(WHAT YOU HAVE TO DO):
Check each line of the listing below for the string "film", and copy the ones that have it.

(RECORD EXCERPTS):
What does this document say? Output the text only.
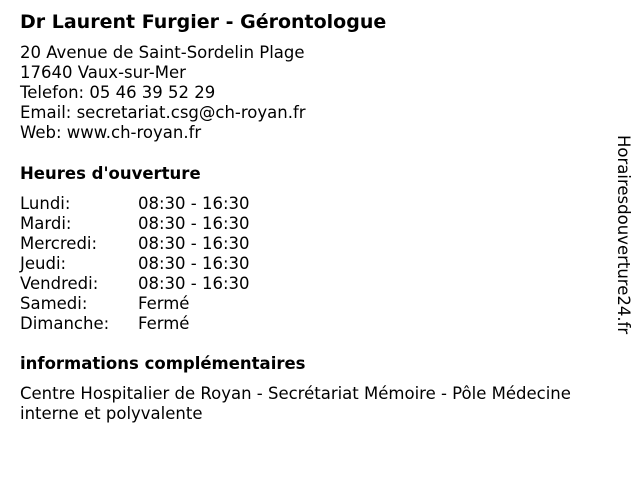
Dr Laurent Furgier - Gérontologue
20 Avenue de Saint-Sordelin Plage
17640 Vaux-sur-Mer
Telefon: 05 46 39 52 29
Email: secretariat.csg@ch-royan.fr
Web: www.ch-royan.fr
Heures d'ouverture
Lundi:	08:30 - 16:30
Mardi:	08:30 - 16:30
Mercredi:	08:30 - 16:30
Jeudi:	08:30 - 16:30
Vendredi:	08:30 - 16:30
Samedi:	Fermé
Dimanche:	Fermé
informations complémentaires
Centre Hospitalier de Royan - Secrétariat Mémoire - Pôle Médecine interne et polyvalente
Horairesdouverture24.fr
* * *
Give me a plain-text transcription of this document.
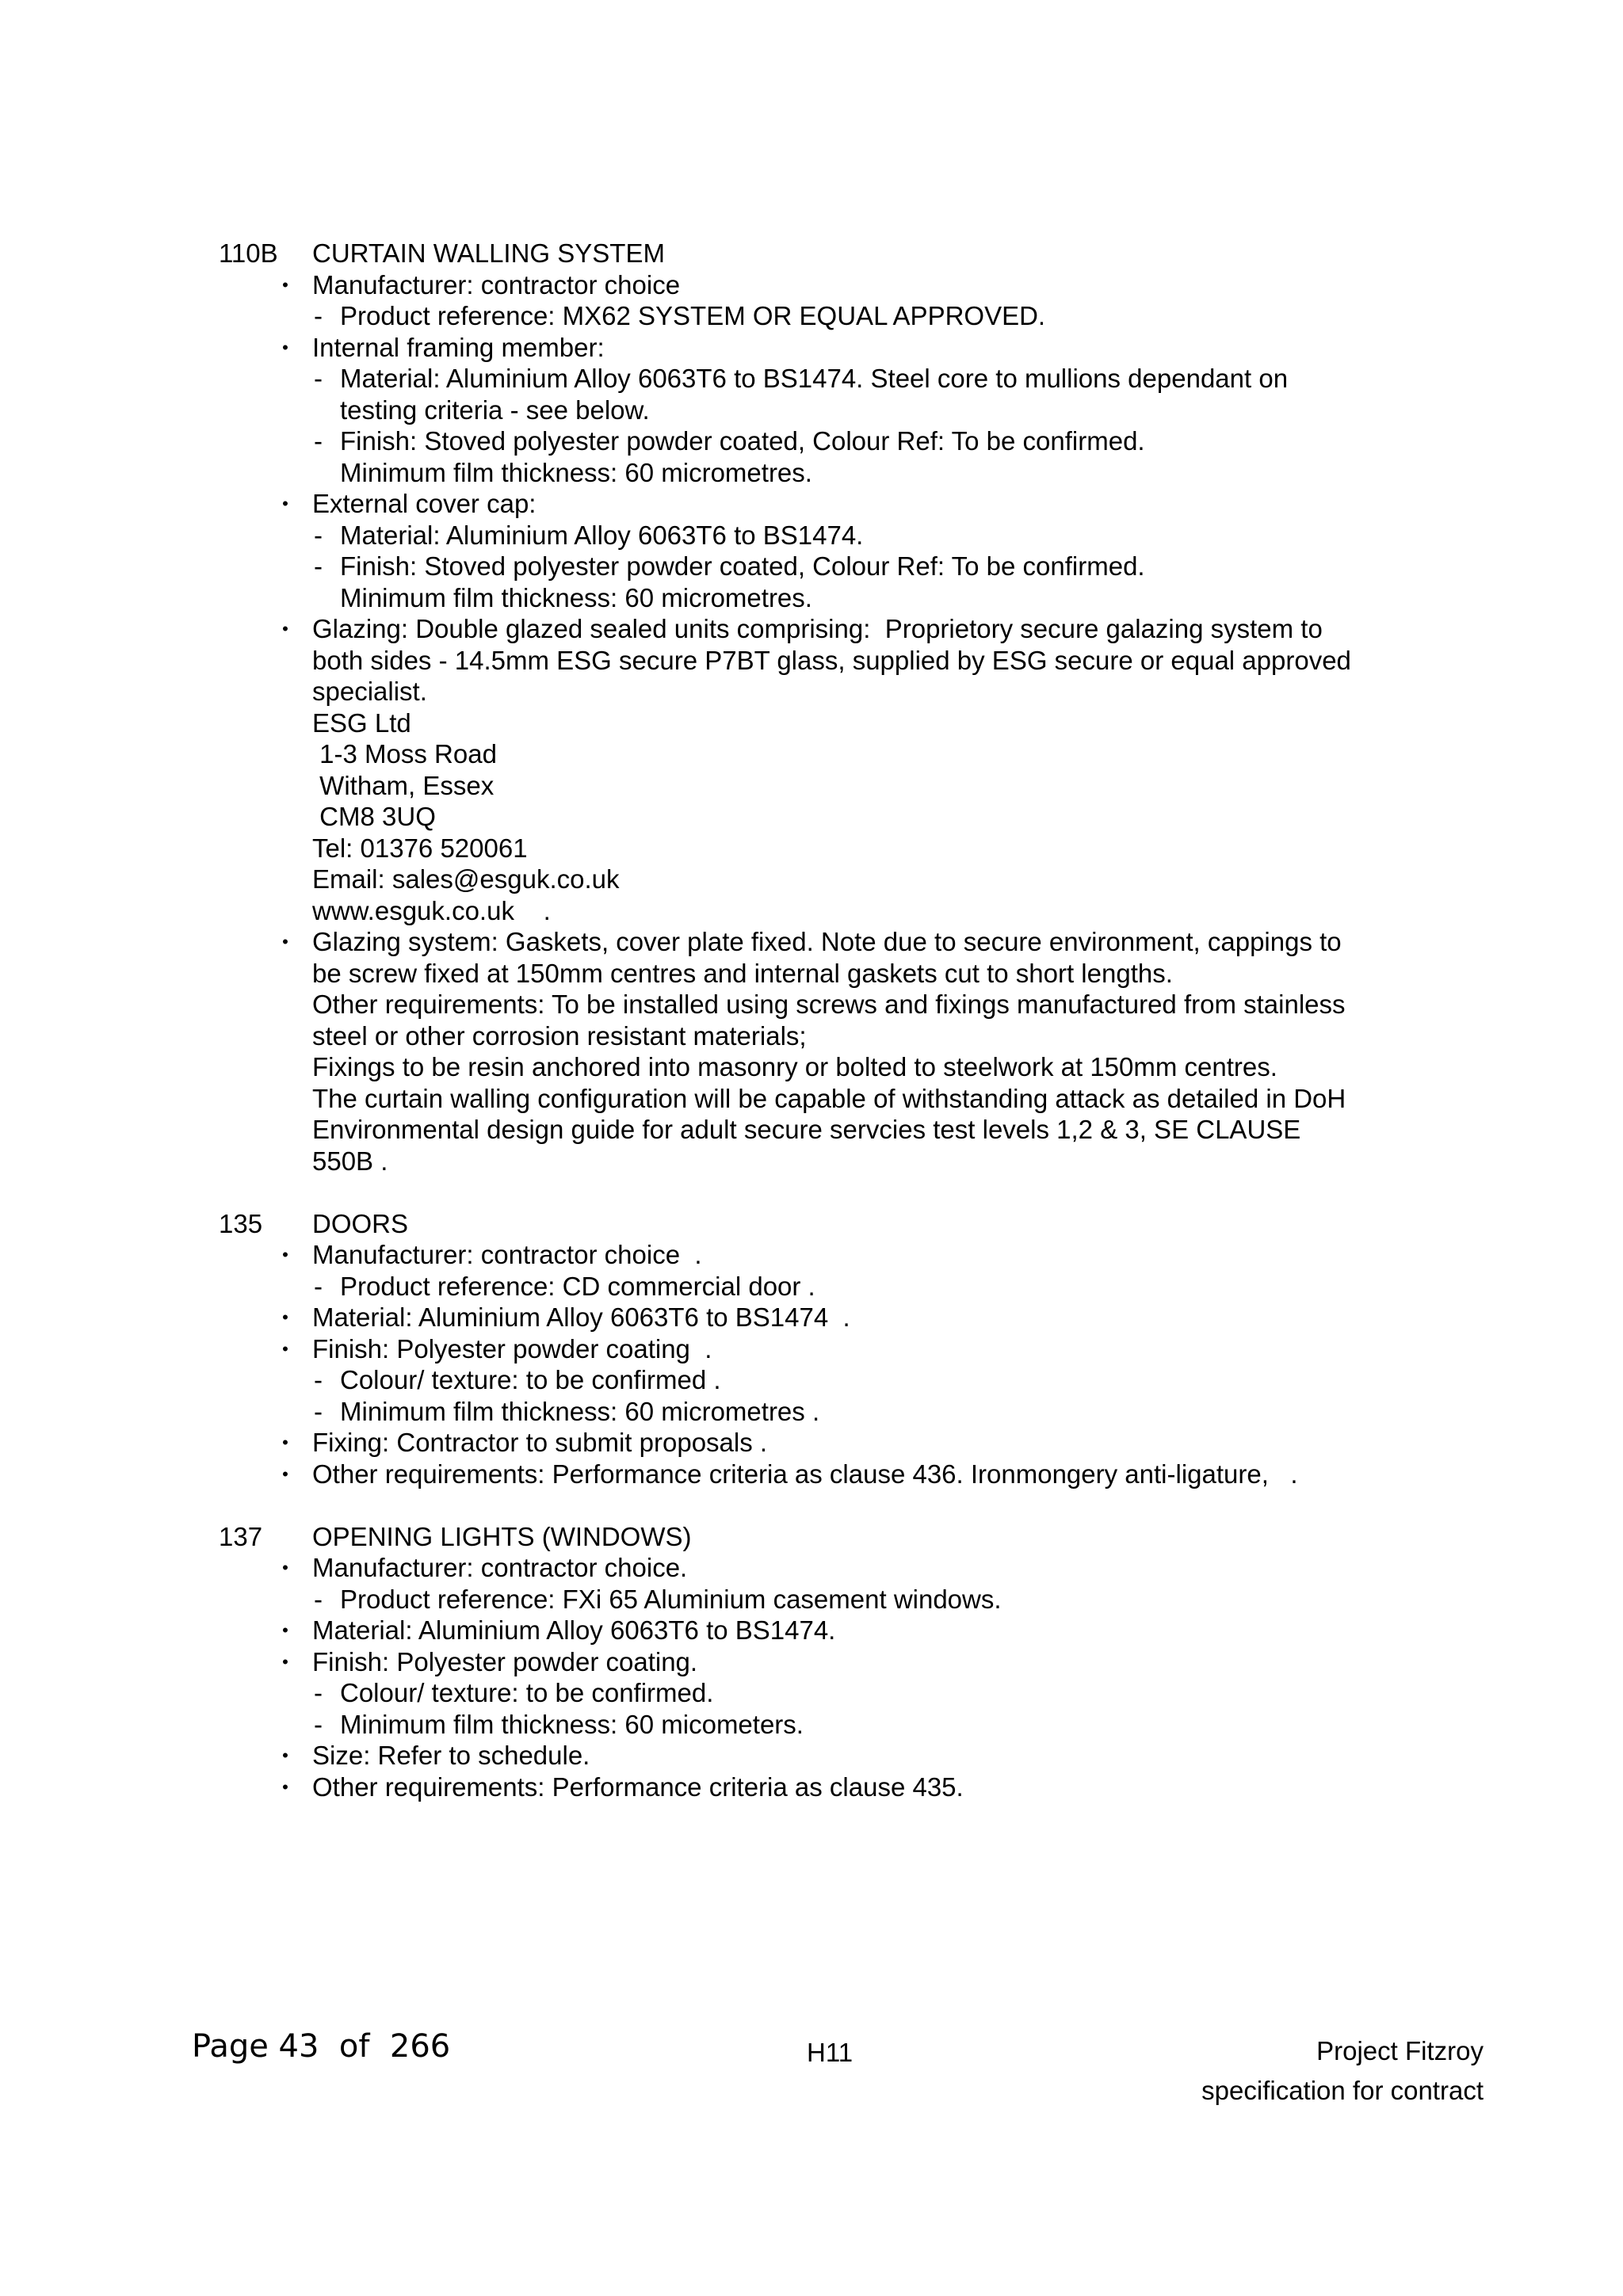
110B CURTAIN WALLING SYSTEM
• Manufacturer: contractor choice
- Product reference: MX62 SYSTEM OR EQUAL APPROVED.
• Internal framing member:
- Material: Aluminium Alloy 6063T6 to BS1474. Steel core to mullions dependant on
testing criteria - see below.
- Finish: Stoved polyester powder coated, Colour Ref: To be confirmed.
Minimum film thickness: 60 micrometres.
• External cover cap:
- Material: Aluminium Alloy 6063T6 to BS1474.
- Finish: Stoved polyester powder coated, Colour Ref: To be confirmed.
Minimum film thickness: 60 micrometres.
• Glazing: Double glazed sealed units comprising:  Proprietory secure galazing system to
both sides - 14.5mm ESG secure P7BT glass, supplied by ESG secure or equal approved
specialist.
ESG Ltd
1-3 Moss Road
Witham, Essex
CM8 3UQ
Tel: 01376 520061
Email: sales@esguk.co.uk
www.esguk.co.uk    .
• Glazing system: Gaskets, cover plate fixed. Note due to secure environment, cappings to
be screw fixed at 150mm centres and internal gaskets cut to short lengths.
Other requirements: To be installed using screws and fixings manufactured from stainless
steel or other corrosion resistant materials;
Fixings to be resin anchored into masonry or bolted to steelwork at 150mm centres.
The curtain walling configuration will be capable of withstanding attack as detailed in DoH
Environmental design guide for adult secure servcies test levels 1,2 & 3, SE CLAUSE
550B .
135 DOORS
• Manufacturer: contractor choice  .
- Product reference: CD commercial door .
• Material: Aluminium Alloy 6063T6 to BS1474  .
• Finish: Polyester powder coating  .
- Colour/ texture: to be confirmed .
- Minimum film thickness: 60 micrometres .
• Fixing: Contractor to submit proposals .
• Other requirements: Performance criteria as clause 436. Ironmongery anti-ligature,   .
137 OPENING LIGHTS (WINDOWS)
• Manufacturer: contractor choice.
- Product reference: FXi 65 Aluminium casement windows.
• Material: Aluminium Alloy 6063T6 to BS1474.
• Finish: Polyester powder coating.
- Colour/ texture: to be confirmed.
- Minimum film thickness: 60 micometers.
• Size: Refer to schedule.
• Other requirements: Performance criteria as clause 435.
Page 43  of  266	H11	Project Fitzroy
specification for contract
--
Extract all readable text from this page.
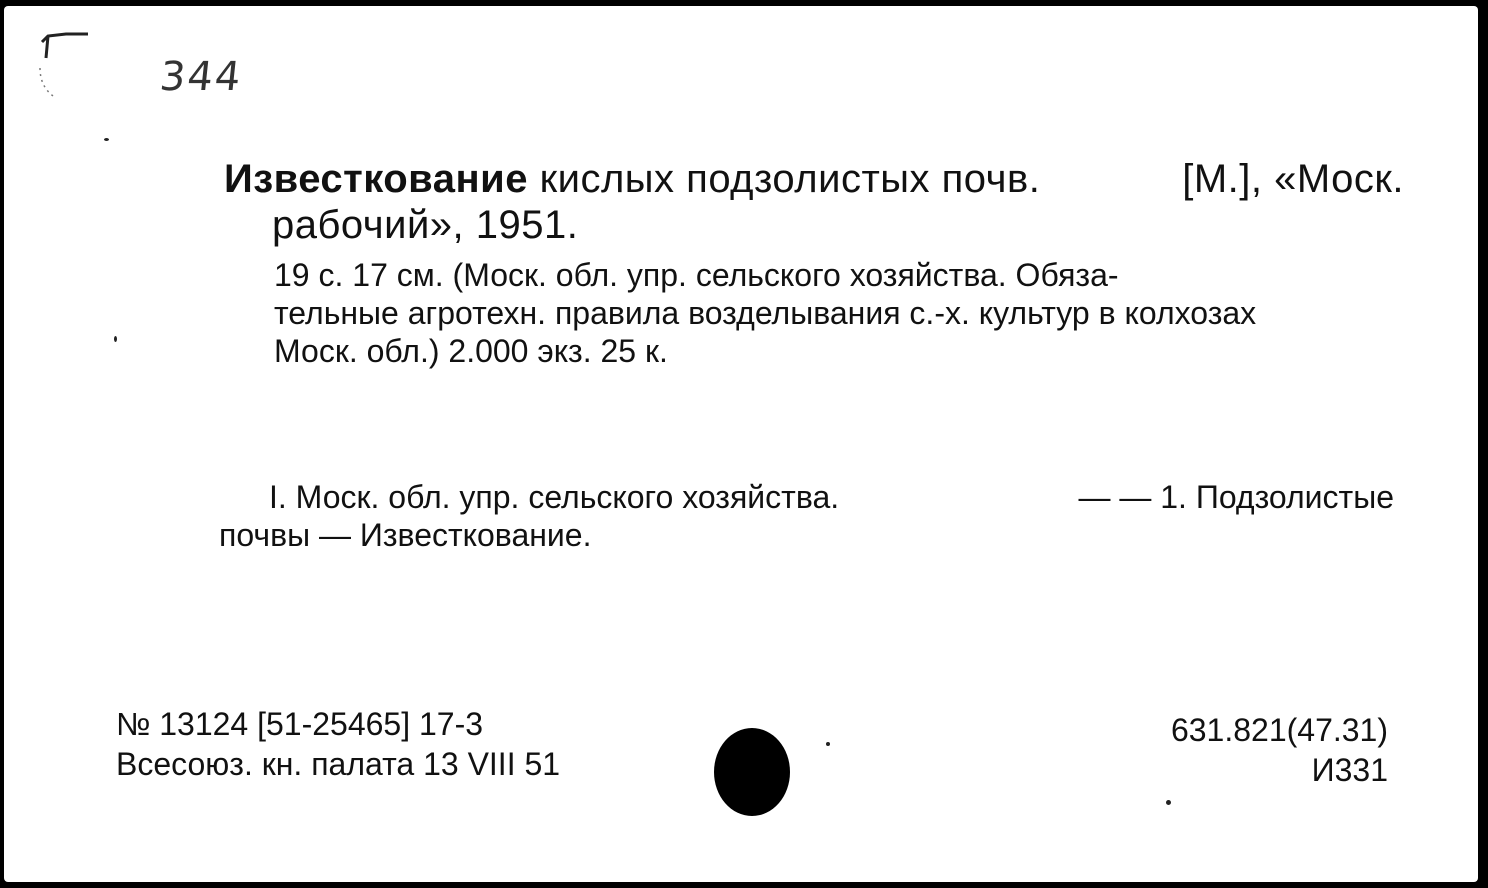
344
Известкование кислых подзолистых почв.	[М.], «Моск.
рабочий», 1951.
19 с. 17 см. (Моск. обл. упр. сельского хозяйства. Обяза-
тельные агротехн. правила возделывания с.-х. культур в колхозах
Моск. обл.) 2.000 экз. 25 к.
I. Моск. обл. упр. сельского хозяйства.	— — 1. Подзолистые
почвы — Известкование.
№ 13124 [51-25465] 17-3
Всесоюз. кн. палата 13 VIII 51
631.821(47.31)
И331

(EXERCISE OUTPUT):
Minimum film thickness: 60 micrometres.
Minimum film thickness: 60 micrometres.
- Minimum film thickness: 60 micrometres .
- Minimum film thickness: 60 micometers.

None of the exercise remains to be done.